- [Exercise] Extract each line of the records below that contains the word "cuvîntului".

- [Given data]

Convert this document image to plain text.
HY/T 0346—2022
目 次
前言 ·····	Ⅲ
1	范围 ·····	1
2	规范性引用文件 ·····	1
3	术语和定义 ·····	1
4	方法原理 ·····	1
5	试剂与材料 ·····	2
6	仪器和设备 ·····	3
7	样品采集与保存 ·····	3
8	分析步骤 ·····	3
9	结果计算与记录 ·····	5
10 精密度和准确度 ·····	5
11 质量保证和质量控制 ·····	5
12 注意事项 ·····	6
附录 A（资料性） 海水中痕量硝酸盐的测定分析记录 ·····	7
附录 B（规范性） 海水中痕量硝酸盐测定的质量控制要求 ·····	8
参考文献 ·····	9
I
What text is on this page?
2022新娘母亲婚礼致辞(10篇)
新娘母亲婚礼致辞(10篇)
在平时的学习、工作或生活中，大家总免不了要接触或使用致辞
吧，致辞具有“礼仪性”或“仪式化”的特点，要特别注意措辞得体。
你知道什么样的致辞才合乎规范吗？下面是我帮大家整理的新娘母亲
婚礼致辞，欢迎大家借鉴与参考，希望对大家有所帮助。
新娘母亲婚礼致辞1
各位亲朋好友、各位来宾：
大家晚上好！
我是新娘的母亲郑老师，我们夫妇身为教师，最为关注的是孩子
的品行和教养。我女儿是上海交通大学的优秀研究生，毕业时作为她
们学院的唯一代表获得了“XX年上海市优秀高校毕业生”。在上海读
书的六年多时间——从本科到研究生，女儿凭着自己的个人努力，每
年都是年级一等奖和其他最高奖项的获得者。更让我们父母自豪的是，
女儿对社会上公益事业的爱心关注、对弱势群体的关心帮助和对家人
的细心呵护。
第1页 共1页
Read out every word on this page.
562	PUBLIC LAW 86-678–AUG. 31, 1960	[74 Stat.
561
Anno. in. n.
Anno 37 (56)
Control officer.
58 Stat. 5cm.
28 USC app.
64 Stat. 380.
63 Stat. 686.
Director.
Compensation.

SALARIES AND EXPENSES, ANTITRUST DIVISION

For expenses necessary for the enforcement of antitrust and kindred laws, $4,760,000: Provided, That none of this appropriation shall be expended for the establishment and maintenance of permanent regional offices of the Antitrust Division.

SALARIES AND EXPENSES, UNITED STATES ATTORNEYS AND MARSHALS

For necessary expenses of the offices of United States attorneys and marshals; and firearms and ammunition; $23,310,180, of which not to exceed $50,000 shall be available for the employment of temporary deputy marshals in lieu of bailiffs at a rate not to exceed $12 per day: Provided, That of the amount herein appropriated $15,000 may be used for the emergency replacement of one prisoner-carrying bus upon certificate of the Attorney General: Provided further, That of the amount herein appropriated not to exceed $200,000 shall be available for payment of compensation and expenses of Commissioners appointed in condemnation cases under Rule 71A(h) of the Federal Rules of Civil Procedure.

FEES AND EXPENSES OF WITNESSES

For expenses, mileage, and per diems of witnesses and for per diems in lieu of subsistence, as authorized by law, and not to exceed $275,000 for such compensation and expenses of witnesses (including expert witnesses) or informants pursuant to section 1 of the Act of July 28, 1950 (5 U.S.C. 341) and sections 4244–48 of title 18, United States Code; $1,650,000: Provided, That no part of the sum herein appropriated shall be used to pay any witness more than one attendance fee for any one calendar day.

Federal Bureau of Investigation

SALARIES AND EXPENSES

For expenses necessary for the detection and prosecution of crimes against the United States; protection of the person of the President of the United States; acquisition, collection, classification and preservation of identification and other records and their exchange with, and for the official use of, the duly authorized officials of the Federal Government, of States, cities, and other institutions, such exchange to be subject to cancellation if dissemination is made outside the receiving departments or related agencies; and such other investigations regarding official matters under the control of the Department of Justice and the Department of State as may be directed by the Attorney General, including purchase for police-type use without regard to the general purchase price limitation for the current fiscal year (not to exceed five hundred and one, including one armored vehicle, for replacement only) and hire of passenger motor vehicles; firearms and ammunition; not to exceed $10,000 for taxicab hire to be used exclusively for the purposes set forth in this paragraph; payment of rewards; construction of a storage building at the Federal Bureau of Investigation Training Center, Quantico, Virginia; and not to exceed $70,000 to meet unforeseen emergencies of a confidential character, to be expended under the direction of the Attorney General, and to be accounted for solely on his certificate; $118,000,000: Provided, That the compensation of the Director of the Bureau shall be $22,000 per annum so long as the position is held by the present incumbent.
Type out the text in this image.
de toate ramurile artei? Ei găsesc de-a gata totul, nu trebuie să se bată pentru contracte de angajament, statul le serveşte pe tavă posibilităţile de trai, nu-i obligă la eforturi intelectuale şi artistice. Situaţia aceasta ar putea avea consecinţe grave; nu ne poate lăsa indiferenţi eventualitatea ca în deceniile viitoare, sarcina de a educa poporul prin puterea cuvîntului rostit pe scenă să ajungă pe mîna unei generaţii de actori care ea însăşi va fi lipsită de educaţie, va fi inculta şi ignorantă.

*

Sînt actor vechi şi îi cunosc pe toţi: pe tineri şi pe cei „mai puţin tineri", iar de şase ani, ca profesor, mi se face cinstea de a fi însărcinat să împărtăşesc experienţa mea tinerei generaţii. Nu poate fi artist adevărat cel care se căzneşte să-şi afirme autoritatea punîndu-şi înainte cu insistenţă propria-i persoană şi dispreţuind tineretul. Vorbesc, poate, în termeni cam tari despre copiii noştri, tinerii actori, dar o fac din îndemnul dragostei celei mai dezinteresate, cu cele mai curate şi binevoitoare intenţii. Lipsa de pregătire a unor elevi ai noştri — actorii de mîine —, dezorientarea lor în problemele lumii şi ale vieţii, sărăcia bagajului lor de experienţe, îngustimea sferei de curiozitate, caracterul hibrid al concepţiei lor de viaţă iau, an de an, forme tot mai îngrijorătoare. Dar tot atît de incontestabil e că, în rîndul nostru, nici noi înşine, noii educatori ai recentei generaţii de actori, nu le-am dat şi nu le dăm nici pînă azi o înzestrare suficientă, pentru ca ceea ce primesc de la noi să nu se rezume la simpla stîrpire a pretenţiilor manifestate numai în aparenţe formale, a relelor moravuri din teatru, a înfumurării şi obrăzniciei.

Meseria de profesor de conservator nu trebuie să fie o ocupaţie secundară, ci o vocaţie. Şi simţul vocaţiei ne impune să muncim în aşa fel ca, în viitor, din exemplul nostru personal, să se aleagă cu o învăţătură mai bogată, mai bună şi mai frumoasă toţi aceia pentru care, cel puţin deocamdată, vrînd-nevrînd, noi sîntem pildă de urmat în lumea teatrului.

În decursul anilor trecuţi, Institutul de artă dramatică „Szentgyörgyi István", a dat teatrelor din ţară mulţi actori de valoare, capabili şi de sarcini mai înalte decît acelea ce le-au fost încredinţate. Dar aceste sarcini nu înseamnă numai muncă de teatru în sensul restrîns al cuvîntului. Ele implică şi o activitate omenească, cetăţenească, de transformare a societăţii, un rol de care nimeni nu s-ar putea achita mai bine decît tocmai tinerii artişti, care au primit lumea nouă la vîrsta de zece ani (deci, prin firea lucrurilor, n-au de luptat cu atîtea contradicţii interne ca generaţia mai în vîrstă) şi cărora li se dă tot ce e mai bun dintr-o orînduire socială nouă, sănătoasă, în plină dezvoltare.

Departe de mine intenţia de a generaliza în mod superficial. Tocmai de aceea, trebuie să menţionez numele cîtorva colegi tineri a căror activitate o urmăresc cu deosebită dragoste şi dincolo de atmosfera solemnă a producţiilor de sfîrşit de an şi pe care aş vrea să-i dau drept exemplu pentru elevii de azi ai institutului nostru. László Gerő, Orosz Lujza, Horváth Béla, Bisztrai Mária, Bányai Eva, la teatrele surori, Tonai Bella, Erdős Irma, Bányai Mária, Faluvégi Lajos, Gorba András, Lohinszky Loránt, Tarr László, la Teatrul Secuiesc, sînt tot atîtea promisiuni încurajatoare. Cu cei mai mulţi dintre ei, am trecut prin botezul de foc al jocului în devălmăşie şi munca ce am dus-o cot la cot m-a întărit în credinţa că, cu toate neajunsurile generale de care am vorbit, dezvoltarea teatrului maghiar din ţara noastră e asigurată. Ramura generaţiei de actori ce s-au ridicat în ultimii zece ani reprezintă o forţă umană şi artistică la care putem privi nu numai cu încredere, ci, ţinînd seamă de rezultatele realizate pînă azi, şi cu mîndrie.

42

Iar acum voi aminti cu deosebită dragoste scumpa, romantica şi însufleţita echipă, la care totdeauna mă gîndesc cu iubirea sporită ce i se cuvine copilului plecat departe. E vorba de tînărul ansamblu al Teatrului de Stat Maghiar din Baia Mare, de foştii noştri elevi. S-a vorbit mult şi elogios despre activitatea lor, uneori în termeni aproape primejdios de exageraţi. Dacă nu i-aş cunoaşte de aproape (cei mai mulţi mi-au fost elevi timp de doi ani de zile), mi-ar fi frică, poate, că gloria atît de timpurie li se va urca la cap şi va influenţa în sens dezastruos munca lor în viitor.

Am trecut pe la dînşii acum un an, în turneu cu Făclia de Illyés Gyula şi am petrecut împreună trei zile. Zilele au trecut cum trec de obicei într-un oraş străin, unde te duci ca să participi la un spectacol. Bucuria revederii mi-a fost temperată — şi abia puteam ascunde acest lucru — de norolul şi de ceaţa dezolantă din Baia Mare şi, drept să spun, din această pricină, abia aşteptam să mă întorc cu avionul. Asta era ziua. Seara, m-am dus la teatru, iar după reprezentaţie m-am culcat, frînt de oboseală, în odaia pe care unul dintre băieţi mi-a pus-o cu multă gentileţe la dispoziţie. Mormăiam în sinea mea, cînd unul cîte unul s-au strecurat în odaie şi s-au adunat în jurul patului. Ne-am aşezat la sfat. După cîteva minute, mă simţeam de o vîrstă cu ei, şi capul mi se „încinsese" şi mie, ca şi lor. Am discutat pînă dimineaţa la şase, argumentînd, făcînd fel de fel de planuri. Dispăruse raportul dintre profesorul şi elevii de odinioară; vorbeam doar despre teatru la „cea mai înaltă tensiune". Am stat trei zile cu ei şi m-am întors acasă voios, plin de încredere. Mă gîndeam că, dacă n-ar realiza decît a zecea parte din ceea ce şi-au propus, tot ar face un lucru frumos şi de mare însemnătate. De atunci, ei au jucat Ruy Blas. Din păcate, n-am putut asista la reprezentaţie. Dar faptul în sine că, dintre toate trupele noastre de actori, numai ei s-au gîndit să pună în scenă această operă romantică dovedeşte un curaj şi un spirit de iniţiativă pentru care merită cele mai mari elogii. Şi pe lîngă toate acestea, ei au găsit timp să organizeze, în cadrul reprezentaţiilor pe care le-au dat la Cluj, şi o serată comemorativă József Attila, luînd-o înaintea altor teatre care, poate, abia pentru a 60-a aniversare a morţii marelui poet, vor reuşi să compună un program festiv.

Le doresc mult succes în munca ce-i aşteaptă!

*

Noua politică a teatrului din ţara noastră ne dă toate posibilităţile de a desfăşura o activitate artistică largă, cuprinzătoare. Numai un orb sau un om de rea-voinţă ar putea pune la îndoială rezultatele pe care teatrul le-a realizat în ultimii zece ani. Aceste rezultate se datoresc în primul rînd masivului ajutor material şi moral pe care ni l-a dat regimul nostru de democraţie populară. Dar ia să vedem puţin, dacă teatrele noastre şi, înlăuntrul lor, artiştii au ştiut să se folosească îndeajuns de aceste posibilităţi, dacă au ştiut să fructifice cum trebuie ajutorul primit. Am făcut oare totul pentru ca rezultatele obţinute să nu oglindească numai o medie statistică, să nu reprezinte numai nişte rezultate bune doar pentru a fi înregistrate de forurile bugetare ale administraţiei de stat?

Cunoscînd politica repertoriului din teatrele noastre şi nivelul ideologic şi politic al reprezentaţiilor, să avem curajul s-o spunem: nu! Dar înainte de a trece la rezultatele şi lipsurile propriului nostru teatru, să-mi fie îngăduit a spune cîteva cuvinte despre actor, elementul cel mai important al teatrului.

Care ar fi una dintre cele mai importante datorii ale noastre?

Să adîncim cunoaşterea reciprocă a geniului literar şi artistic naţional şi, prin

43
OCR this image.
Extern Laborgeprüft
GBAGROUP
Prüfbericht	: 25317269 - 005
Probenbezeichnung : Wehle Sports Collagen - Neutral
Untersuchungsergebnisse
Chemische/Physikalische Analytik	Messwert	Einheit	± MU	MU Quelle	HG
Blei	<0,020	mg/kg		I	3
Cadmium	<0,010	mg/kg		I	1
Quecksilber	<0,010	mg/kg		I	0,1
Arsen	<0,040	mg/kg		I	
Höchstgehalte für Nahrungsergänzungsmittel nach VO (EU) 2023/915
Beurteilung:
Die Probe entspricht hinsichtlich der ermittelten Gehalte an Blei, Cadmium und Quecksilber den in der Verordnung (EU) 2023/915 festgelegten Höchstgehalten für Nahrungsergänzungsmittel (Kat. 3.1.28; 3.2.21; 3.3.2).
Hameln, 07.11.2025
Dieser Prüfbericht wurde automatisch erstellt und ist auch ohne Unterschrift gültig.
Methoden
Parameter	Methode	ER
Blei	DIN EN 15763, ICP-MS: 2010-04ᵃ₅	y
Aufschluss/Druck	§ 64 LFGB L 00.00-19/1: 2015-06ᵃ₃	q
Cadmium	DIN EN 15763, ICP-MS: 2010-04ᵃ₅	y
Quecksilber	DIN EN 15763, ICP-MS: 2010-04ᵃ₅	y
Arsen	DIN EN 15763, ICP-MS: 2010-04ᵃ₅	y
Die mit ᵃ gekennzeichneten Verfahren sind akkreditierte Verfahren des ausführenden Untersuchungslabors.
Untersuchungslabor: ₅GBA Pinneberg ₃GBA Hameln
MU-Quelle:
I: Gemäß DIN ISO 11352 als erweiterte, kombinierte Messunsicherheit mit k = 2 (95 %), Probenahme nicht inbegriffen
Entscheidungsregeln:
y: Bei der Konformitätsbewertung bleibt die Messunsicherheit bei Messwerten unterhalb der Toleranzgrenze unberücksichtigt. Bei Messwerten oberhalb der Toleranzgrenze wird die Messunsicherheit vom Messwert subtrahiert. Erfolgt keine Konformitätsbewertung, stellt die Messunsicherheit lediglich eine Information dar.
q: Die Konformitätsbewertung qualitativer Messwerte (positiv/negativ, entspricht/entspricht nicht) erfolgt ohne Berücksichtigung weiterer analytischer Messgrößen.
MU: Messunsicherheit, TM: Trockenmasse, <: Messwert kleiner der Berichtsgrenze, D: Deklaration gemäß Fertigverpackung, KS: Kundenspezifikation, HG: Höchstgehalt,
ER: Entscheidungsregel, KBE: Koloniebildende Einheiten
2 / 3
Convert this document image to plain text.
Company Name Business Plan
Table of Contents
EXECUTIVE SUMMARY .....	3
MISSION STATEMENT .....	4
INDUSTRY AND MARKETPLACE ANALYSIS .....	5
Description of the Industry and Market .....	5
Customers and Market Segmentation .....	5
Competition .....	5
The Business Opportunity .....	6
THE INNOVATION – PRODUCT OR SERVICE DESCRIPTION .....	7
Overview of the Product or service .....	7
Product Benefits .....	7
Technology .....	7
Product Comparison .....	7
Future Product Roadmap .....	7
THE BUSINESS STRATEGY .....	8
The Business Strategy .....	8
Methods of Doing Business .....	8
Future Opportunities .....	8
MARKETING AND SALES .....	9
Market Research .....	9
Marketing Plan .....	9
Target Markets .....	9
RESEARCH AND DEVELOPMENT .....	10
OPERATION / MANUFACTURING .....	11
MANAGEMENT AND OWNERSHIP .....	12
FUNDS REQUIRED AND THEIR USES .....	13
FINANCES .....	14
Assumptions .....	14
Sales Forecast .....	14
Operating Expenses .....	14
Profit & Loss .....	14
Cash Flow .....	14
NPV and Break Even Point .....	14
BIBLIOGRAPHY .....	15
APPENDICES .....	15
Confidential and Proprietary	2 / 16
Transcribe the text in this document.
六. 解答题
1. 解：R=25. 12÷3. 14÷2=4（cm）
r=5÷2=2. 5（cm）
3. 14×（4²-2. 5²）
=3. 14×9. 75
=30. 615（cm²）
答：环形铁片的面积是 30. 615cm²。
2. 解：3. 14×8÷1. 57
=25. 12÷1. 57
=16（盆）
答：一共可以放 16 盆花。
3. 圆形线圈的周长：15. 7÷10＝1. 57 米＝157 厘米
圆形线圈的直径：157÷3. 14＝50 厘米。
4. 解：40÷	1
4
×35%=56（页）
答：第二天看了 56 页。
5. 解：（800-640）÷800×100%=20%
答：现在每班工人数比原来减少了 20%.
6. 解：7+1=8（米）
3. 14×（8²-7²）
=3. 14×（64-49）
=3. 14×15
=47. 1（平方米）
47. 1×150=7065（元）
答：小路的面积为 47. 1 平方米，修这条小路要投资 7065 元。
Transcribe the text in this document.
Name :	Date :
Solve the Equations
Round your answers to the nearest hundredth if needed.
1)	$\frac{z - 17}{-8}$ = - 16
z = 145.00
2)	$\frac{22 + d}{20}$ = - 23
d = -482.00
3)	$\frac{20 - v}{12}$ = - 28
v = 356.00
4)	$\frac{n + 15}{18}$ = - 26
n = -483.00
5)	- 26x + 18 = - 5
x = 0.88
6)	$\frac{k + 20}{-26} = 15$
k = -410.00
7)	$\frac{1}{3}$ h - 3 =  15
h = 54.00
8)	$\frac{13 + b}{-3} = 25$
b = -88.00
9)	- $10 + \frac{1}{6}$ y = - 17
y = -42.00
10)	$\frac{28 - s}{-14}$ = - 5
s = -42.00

- [The reply]
de toate ramurile artei? Ei găsesc de-a gata totul, nu trebuie să se bată pentru contracte de angajament, statul le serveşte pe tavă posibilităţile de trai, nu-i obligă la eforturi intelectuale şi artistice. Situaţia aceasta ar putea avea consecinţe grave; nu ne poate lăsa indiferenţi eventualitatea ca în deceniile viitoare, sarcina de a educa poporul prin puterea cuvîntului rostit pe scenă să ajungă pe mîna unei generaţii de actori care ea însăşi va fi lipsită de educaţie, va fi inculta şi ignorantă.
În decursul anilor trecuţi, Institutul de artă dramatică „Szentgyörgyi István", a dat teatrelor din ţară mulţi actori de valoare, capabili şi de sarcini mai înalte decît acelea ce le-au fost încredinţate. Dar aceste sarcini nu înseamnă numai muncă de teatru în sensul restrîns al cuvîntului. Ele implică şi o activitate omenească, cetăţenească, de transformare a societăţii, un rol de care nimeni nu s-ar putea achita mai bine decît tocmai tinerii artişti, care au primit lumea nouă la vîrsta de zece ani (deci, prin firea lucrurilor, n-au de luptat cu atîtea contradicţii interne ca generaţia mai în vîrstă) şi cărora li se dă tot ce e mai bun dintr-o orînduire socială nouă, sănătoasă, în plină dezvoltare.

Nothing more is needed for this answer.